++++ Records for this exercise

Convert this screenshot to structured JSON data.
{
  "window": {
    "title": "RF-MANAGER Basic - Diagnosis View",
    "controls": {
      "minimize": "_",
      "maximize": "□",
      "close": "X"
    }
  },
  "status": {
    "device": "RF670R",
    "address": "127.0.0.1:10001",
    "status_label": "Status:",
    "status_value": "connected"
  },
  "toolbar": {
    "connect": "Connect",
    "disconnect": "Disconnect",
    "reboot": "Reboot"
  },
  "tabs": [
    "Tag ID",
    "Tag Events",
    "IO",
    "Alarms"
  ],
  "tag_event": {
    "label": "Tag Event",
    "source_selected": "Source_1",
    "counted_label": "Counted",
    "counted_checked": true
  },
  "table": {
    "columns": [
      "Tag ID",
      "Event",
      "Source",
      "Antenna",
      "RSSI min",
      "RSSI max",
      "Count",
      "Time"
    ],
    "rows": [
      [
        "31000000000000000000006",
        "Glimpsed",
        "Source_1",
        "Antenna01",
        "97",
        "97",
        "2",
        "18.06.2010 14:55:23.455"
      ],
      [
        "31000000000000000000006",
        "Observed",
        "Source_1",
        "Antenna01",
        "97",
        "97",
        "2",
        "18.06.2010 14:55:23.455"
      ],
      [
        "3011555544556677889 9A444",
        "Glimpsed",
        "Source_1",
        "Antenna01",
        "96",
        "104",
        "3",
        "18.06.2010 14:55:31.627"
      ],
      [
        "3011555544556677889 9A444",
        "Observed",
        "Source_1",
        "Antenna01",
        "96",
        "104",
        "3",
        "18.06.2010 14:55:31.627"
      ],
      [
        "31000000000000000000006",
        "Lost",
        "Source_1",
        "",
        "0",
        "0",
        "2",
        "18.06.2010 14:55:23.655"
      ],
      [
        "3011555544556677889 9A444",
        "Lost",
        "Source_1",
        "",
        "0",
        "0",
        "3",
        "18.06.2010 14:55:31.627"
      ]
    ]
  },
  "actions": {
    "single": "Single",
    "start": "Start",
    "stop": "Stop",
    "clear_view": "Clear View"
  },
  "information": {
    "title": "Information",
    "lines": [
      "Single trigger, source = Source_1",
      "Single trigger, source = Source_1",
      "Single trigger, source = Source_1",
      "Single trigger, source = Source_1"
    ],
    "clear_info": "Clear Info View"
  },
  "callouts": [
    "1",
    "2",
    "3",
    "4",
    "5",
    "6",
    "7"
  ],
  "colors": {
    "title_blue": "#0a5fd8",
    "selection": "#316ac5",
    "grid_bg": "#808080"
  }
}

++++++++

Do this: Repeat every entry exactly, please.

Task response:
Convert this screenshot to structured JSON data.
{
  "window": {
    "title": "RF-MANAGER Basic - Diagnosis View",
    "controls": {
      "minimize": "_",
      "maximize": "□",
      "close": "X"
    }
  },
  "status": {
    "device": "RF670R",
    "address": "127.0.0.1:10001",
    "status_label": "Status:",
    "status_value": "connected"
  },
  "toolbar": {
    "connect": "Connect",
    "disconnect": "Disconnect",
    "reboot": "Reboot"
  },
  "tabs": [
    "Tag ID",
    "Tag Events",
    "IO",
    "Alarms"
  ],
  "tag_event": {
    "label": "Tag Event",
    "source_selected": "Source_1",
    "counted_label": "Counted",
    "counted_checked": true
  },
  "table": {
    "columns": [
      "Tag ID",
      "Event",
      "Source",
      "Antenna",
      "RSSI min",
      "RSSI max",
      "Count",
      "Time"
    ],
    "rows": [
      [
        "31000000000000000000006",
        "Glimpsed",
        "Source_1",
        "Antenna01",
        "97",
        "97",
        "2",
        "18.06.2010 14:55:23.455"
      ],
      [
        "31000000000000000000006",
        "Observed",
        "Source_1",
        "Antenna01",
        "97",
        "97",
        "2",
        "18.06.2010 14:55:23.455"
      ],
      [
        "3011555544556677889 9A444",
        "Glimpsed",
        "Source_1",
        "Antenna01",
        "96",
        "104",
        "3",
        "18.06.2010 14:55:31.627"
      ],
      [
        "3011555544556677889 9A444",
        "Observed",
        "Source_1",
        "Antenna01",
        "96",
        "104",
        "3",
        "18.06.2010 14:55:31.627"
      ],
      [
        "31000000000000000000006",
        "Lost",
        "Source_1",
        "",
        "0",
        "0",
        "2",
        "18.06.2010 14:55:23.655"
      ],
      [
        "3011555544556677889 9A444",
        "Lost",
        "Source_1",
        "",
        "0",
        "0",
        "3",
        "18.06.2010 14:55:31.627"
      ]
    ]
  },
  "actions": {
    "single": "Single",
    "start": "Start",
    "stop": "Stop",
    "clear_view": "Clear View"
  },
  "information": {
    "title": "Information",
    "lines": [
      "Single trigger, source = Source_1",
      "Single trigger, source = Source_1",
      "Single trigger, source = Source_1",
      "Single trigger, source = Source_1"
    ],
    "clear_info": "Clear Info View"
  },
  "callouts": [
    "1",
    "2",
    "3",
    "4",
    "5",
    "6",
    "7"
  ],
  "colors": {
    "title_blue": "#0a5fd8",
    "selection": "#316ac5",
    "grid_bg": "#808080"
  }
}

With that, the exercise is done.